━━━ MATERIAL SHOWN ━━━

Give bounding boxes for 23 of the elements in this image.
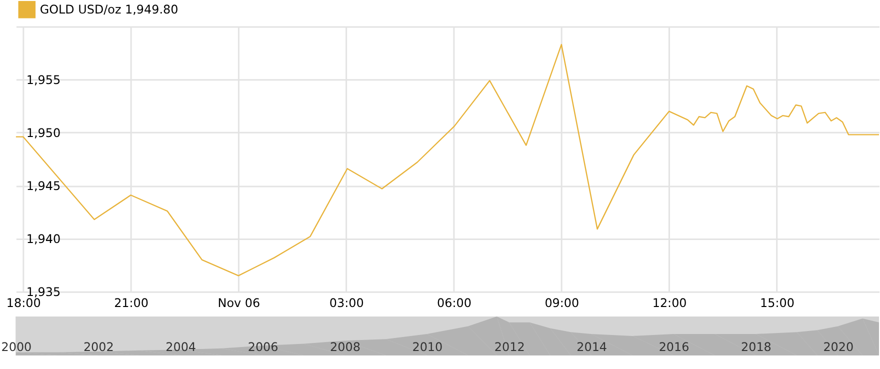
- y-tick-label: 1,955: [26, 73, 61, 88]
- y-tick-label: 1,940: [26, 232, 61, 246]
- x-tick-label: 2018: [741, 340, 772, 354]
- x-tick-label: 12:00: [652, 296, 687, 310]
- x-tick-label: 2010: [412, 340, 443, 354]
- x-tick-label: 2000: [1, 340, 32, 354]
- x-tick-label: 2014: [576, 340, 608, 354]
- x-tick-label: 03:00: [329, 296, 364, 310]
- x-tick-label: 09:00: [544, 296, 580, 310]
- y-tick-label: 1,945: [26, 179, 61, 194]
- legend-label: GOLD USD/oz 1,949.80: [40, 2, 178, 17]
- x-tick-label: 2020: [823, 340, 854, 354]
- x-tick-label: 15:00: [760, 296, 794, 310]
- x-tick-label: 2016: [658, 340, 690, 354]
- y-tick-label: 1,950: [26, 126, 61, 140]
- x-tick-label: 2012: [494, 340, 525, 354]
- x-tick-label: 21:00: [114, 296, 148, 310]
- x-tick-label: 06:00: [437, 296, 472, 310]
- x-tick-label: 2002: [83, 340, 114, 354]
- x-tick-label: 2008: [330, 340, 360, 354]
- x-tick-label: 2004: [166, 340, 196, 354]
- x-tick-label: Nov 06: [218, 296, 260, 310]
- x-tick-label: 2006: [248, 340, 278, 354]
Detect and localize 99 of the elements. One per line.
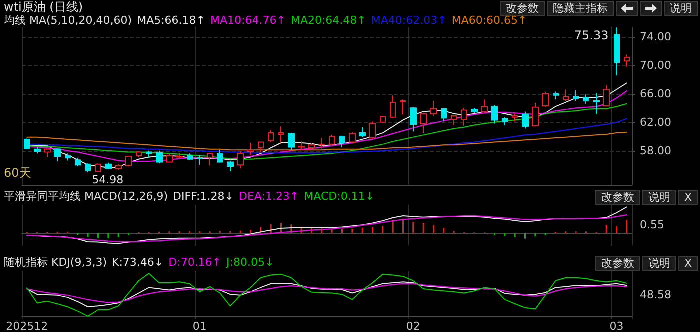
text: MA10:64.76↑ bbox=[210, 14, 286, 27]
series-label: D:70.16↑ bbox=[168, 256, 222, 269]
candlestick bbox=[146, 150, 152, 158]
candlestick bbox=[410, 106, 417, 132]
candlestick bbox=[390, 94, 396, 119]
text: MA40:62.03↑ bbox=[371, 14, 447, 27]
text: 改参数 bbox=[595, 256, 640, 271]
text: MA60:60.65↑ bbox=[452, 14, 528, 27]
candlestick bbox=[553, 91, 559, 100]
candlestick bbox=[471, 108, 478, 114]
candlestick bbox=[187, 153, 193, 161]
candlestick bbox=[603, 84, 610, 108]
candlestick bbox=[75, 157, 81, 167]
candlestick bbox=[247, 142, 254, 156]
candlestick bbox=[441, 108, 447, 122]
annotation: 75.33 bbox=[574, 28, 609, 42]
text: MA5:66.18↑ bbox=[137, 14, 206, 27]
candlestick bbox=[136, 151, 142, 158]
candlestick bbox=[522, 111, 529, 130]
candlestick bbox=[258, 142, 264, 153]
candlestick bbox=[542, 91, 549, 108]
candlestick bbox=[430, 100, 437, 116]
candlestick bbox=[85, 163, 91, 173]
y-tick-label: 62.00 bbox=[640, 116, 672, 129]
annotation: 54.98 bbox=[92, 173, 124, 186]
candlestick bbox=[512, 113, 518, 122]
candlestick bbox=[176, 152, 183, 160]
text: 说明 bbox=[664, 1, 698, 16]
text: X bbox=[678, 190, 698, 205]
candlestick bbox=[359, 126, 366, 138]
candlestick bbox=[481, 99, 488, 114]
candlestick bbox=[491, 104, 498, 124]
candlestick bbox=[502, 116, 508, 126]
y-tick-label: 58.00 bbox=[640, 144, 672, 158]
candlestick bbox=[34, 146, 41, 154]
x-tick-label: 202512 bbox=[6, 320, 48, 332]
candlestick bbox=[65, 153, 71, 162]
candlestick bbox=[339, 135, 345, 148]
candlestick bbox=[319, 138, 325, 150]
candlestick bbox=[563, 89, 569, 102]
candlestick bbox=[614, 27, 620, 76]
series-label: J:80.05↓ bbox=[226, 256, 274, 269]
candlestick bbox=[95, 163, 101, 173]
y-tick-label: 70.00 bbox=[640, 58, 672, 72]
text: 说明 bbox=[642, 256, 676, 271]
text: MA20:64.48↑ bbox=[290, 14, 366, 27]
candlestick bbox=[380, 115, 386, 124]
candlestick bbox=[268, 130, 274, 143]
candlestick bbox=[583, 94, 589, 104]
line-series bbox=[26, 132, 628, 151]
candlestick bbox=[451, 114, 457, 126]
candlestick bbox=[115, 164, 122, 171]
x-tick-label: 03 bbox=[610, 320, 624, 332]
text: MACD:0.11↓ bbox=[304, 190, 375, 203]
candlestick bbox=[207, 152, 213, 166]
candlestick bbox=[288, 132, 295, 151]
candlestick bbox=[54, 148, 61, 162]
text: 隐藏主指标 bbox=[547, 1, 614, 16]
x-tick-label: 02 bbox=[406, 320, 420, 332]
y-tick-label: 66.00 bbox=[640, 87, 672, 100]
text: DIFF:1.28↓ bbox=[173, 190, 234, 203]
legend-title: 平滑异同平均线 MACD(12,26,9) bbox=[4, 190, 168, 203]
candlestick bbox=[278, 126, 284, 144]
candlestick bbox=[349, 132, 356, 144]
candlestick bbox=[593, 92, 600, 116]
text: 改参数 bbox=[500, 1, 545, 16]
series-label: K:73.46↓ bbox=[112, 256, 164, 269]
x-tick-label: 01 bbox=[192, 320, 207, 332]
candlestick bbox=[24, 138, 30, 150]
text: DEA:1.23↑ bbox=[238, 190, 300, 203]
legend-title: 均线 MA(5,10,20,40,60) bbox=[4, 14, 132, 27]
candlestick bbox=[461, 108, 467, 126]
candlestick bbox=[166, 153, 173, 164]
candlestick bbox=[125, 155, 132, 167]
candlestick bbox=[217, 150, 223, 164]
candlestick bbox=[237, 151, 244, 170]
legend-title: 随机指标 KDJ(9,3,3) bbox=[4, 256, 107, 269]
candlestick bbox=[369, 121, 376, 140]
candlestick bbox=[532, 102, 539, 128]
chart-title: wti原油 (日线) bbox=[4, 0, 84, 14]
text: 说明 bbox=[642, 190, 676, 205]
candlestick bbox=[573, 90, 579, 102]
text: 0.55 bbox=[640, 218, 664, 232]
text: 改参数 bbox=[595, 190, 640, 205]
candlestick bbox=[624, 54, 630, 68]
y-tick-label: 74.00 bbox=[640, 30, 672, 44]
candlestick bbox=[227, 161, 234, 172]
candlestick bbox=[329, 134, 335, 146]
candlestick bbox=[197, 154, 203, 166]
candlestick bbox=[44, 148, 51, 158]
text: 48.58 bbox=[640, 288, 672, 302]
candlestick bbox=[420, 112, 427, 134]
candlestick bbox=[308, 142, 315, 151]
text: X bbox=[678, 256, 698, 271]
annotation: 60天 bbox=[4, 166, 32, 180]
candlestick bbox=[105, 162, 112, 170]
candlestick bbox=[298, 141, 305, 151]
candlestick bbox=[400, 99, 406, 116]
candlestick bbox=[156, 150, 163, 164]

━━━

-- EXERCISE TASK --
Reproduce all the data above, substituting "items" for "elements" at each occurrence and leaving everything else unchanged. Leave the pictures out.

-- FINAL RESULT --
Give bounding boxes for 23 of the items in this image.
- y-tick-label: 1,955: [26, 73, 61, 88]
- y-tick-label: 1,940: [26, 232, 61, 246]
- x-tick-label: 2018: [741, 340, 772, 354]
- x-tick-label: 12:00: [652, 296, 687, 310]
- x-tick-label: 2010: [412, 340, 443, 354]
- x-tick-label: 2000: [1, 340, 32, 354]
- x-tick-label: 2014: [576, 340, 608, 354]
- x-tick-label: 03:00: [329, 296, 364, 310]
- x-tick-label: 09:00: [544, 296, 580, 310]
- y-tick-label: 1,945: [26, 179, 61, 194]
- legend-label: GOLD USD/oz 1,949.80: [40, 2, 178, 17]
- x-tick-label: 2020: [823, 340, 854, 354]
- x-tick-label: 15:00: [760, 296, 794, 310]
- x-tick-label: 2016: [658, 340, 690, 354]
- y-tick-label: 1,950: [26, 126, 61, 140]
- x-tick-label: 2012: [494, 340, 525, 354]
- x-tick-label: 21:00: [114, 296, 148, 310]
- x-tick-label: 06:00: [437, 296, 472, 310]
- x-tick-label: 2002: [83, 340, 114, 354]
- x-tick-label: 2008: [330, 340, 360, 354]
- x-tick-label: 2004: [166, 340, 196, 354]
- x-tick-label: Nov 06: [218, 296, 260, 310]
- x-tick-label: 2006: [248, 340, 278, 354]
Detect and localize 99 of the items. One per line.
text: MA10:64.76↑ bbox=[210, 14, 286, 27]
series-label: D:70.16↑ bbox=[168, 256, 222, 269]
candlestick bbox=[146, 150, 152, 158]
candlestick bbox=[410, 106, 417, 132]
candlestick bbox=[390, 94, 396, 119]
text: MA40:62.03↑ bbox=[371, 14, 447, 27]
text: 改参数 bbox=[595, 256, 640, 271]
text: MA60:60.65↑ bbox=[452, 14, 528, 27]
candlestick bbox=[553, 91, 559, 100]
candlestick bbox=[471, 108, 478, 114]
candlestick bbox=[187, 153, 193, 161]
candlestick bbox=[603, 84, 610, 108]
candlestick bbox=[75, 157, 81, 167]
candlestick bbox=[247, 142, 254, 156]
candlestick bbox=[441, 108, 447, 122]
annotation: 75.33 bbox=[574, 28, 609, 42]
text: MA5:66.18↑ bbox=[137, 14, 206, 27]
candlestick bbox=[136, 151, 142, 158]
candlestick bbox=[522, 111, 529, 130]
candlestick bbox=[258, 142, 264, 153]
candlestick bbox=[542, 91, 549, 108]
candlestick bbox=[430, 100, 437, 116]
candlestick bbox=[85, 163, 91, 173]
y-tick-label: 62.00 bbox=[640, 116, 672, 129]
annotation: 54.98 bbox=[92, 173, 124, 186]
candlestick bbox=[512, 113, 518, 122]
candlestick bbox=[176, 152, 183, 160]
text: 说明 bbox=[664, 1, 698, 16]
text: X bbox=[678, 190, 698, 205]
candlestick bbox=[359, 126, 366, 138]
candlestick bbox=[481, 99, 488, 114]
candlestick bbox=[491, 104, 498, 124]
candlestick bbox=[502, 116, 508, 126]
y-tick-label: 58.00 bbox=[640, 144, 672, 158]
candlestick bbox=[34, 146, 41, 154]
x-tick-label: 202512 bbox=[6, 320, 48, 332]
candlestick bbox=[65, 153, 71, 162]
candlestick bbox=[339, 135, 345, 148]
candlestick bbox=[319, 138, 325, 150]
candlestick bbox=[563, 89, 569, 102]
candlestick bbox=[614, 27, 620, 76]
series-label: J:80.05↓ bbox=[226, 256, 274, 269]
candlestick bbox=[95, 163, 101, 173]
y-tick-label: 70.00 bbox=[640, 58, 672, 72]
text: 说明 bbox=[642, 256, 676, 271]
text: MA20:64.48↑ bbox=[290, 14, 366, 27]
candlestick bbox=[380, 115, 386, 124]
candlestick bbox=[268, 130, 274, 143]
candlestick bbox=[583, 94, 589, 104]
line-series bbox=[26, 132, 628, 151]
candlestick bbox=[451, 114, 457, 126]
candlestick bbox=[115, 164, 122, 171]
x-tick-label: 03 bbox=[610, 320, 624, 332]
text: MACD:0.11↓ bbox=[304, 190, 375, 203]
candlestick bbox=[207, 152, 213, 166]
candlestick bbox=[288, 132, 295, 151]
candlestick bbox=[54, 148, 61, 162]
text: 隐藏主指标 bbox=[547, 1, 614, 16]
x-tick-label: 02 bbox=[406, 320, 420, 332]
y-tick-label: 66.00 bbox=[640, 87, 672, 100]
text: DIFF:1.28↓ bbox=[173, 190, 234, 203]
legend-title: 平滑异同平均线 MACD(12,26,9) bbox=[4, 190, 168, 203]
candlestick bbox=[278, 126, 284, 144]
candlestick bbox=[349, 132, 356, 144]
candlestick bbox=[593, 92, 600, 116]
text: 改参数 bbox=[500, 1, 545, 16]
series-label: K:73.46↓ bbox=[112, 256, 164, 269]
x-tick-label: 01 bbox=[192, 320, 207, 332]
candlestick bbox=[24, 138, 30, 150]
text: DEA:1.23↑ bbox=[238, 190, 300, 203]
legend-title: 均线 MA(5,10,20,40,60) bbox=[4, 14, 132, 27]
candlestick bbox=[461, 108, 467, 126]
candlestick bbox=[166, 153, 173, 164]
candlestick bbox=[125, 155, 132, 167]
candlestick bbox=[217, 150, 223, 164]
candlestick bbox=[237, 151, 244, 170]
legend-title: 随机指标 KDJ(9,3,3) bbox=[4, 256, 107, 269]
candlestick bbox=[369, 121, 376, 140]
candlestick bbox=[532, 102, 539, 128]
chart-title: wti原油 (日线) bbox=[4, 0, 84, 14]
text: 说明 bbox=[642, 190, 676, 205]
candlestick bbox=[573, 90, 579, 102]
text: 0.55 bbox=[640, 218, 664, 232]
text: 改参数 bbox=[595, 190, 640, 205]
candlestick bbox=[624, 54, 630, 68]
y-tick-label: 74.00 bbox=[640, 30, 672, 44]
candlestick bbox=[227, 161, 234, 172]
candlestick bbox=[329, 134, 335, 146]
candlestick bbox=[197, 154, 203, 166]
candlestick bbox=[44, 148, 51, 158]
text: 48.58 bbox=[640, 288, 672, 302]
candlestick bbox=[420, 112, 427, 134]
candlestick bbox=[308, 142, 315, 151]
text: X bbox=[678, 256, 698, 271]
annotation: 60天 bbox=[4, 166, 32, 180]
candlestick bbox=[105, 162, 112, 170]
candlestick bbox=[298, 141, 305, 151]
candlestick bbox=[400, 99, 406, 116]
candlestick bbox=[156, 150, 163, 164]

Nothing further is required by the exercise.